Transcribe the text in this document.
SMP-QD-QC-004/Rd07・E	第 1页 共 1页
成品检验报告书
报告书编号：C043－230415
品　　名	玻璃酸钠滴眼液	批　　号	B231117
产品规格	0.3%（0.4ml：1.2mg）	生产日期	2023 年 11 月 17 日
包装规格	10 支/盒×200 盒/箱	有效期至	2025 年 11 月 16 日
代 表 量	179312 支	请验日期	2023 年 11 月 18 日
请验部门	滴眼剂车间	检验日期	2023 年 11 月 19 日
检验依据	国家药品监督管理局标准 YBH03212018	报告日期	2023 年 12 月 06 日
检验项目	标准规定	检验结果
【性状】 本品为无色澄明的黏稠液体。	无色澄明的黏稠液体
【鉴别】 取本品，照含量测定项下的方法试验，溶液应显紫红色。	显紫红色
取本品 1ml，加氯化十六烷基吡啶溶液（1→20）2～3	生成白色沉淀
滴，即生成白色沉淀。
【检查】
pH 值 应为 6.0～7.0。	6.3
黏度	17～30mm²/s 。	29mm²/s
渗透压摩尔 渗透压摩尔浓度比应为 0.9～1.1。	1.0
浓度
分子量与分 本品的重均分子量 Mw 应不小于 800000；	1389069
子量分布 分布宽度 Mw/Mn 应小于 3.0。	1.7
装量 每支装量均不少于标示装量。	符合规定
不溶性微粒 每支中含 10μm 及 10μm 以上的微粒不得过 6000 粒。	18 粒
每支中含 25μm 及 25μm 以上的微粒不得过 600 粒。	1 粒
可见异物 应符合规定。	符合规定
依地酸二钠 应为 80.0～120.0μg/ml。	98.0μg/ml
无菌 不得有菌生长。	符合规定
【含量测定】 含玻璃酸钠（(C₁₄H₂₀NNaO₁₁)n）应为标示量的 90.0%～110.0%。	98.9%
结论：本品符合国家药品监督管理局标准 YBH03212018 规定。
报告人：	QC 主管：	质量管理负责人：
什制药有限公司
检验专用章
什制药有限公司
********************
• [What to produce]:
Write out every entry verbatim.

• [Response below]:
Transcribe the text in this document.
SMP-QD-QC-004/Rd07・E	第 1页 共 1页
成品检验报告书
报告书编号：C043－230415
品　　名	玻璃酸钠滴眼液	批　　号	B231117
产品规格	0.3%（0.4ml：1.2mg）	生产日期	2023 年 11 月 17 日
包装规格	10 支/盒×200 盒/箱	有效期至	2025 年 11 月 16 日
代 表 量	179312 支	请验日期	2023 年 11 月 18 日
请验部门	滴眼剂车间	检验日期	2023 年 11 月 19 日
检验依据	国家药品监督管理局标准 YBH03212018	报告日期	2023 年 12 月 06 日
检验项目	标准规定	检验结果
【性状】 本品为无色澄明的黏稠液体。	无色澄明的黏稠液体
【鉴别】 取本品，照含量测定项下的方法试验，溶液应显紫红色。	显紫红色
取本品 1ml，加氯化十六烷基吡啶溶液（1→20）2～3	生成白色沉淀
滴，即生成白色沉淀。
【检查】
pH 值 应为 6.0～7.0。	6.3
黏度	17～30mm²/s 。	29mm²/s
渗透压摩尔 渗透压摩尔浓度比应为 0.9～1.1。	1.0
浓度
分子量与分 本品的重均分子量 Mw 应不小于 800000；	1389069
子量分布 分布宽度 Mw/Mn 应小于 3.0。	1.7
装量 每支装量均不少于标示装量。	符合规定
不溶性微粒 每支中含 10μm 及 10μm 以上的微粒不得过 6000 粒。	18 粒
每支中含 25μm 及 25μm 以上的微粒不得过 600 粒。	1 粒
可见异物 应符合规定。	符合规定
依地酸二钠 应为 80.0～120.0μg/ml。	98.0μg/ml
无菌 不得有菌生长。	符合规定
【含量测定】 含玻璃酸钠（(C₁₄H₂₀NNaO₁₁)n）应为标示量的 90.0%～110.0%。	98.9%
结论：本品符合国家药品监督管理局标准 YBH03212018 规定。
报告人：	QC 主管：	质量管理负责人：
什制药有限公司
检验专用章
什制药有限公司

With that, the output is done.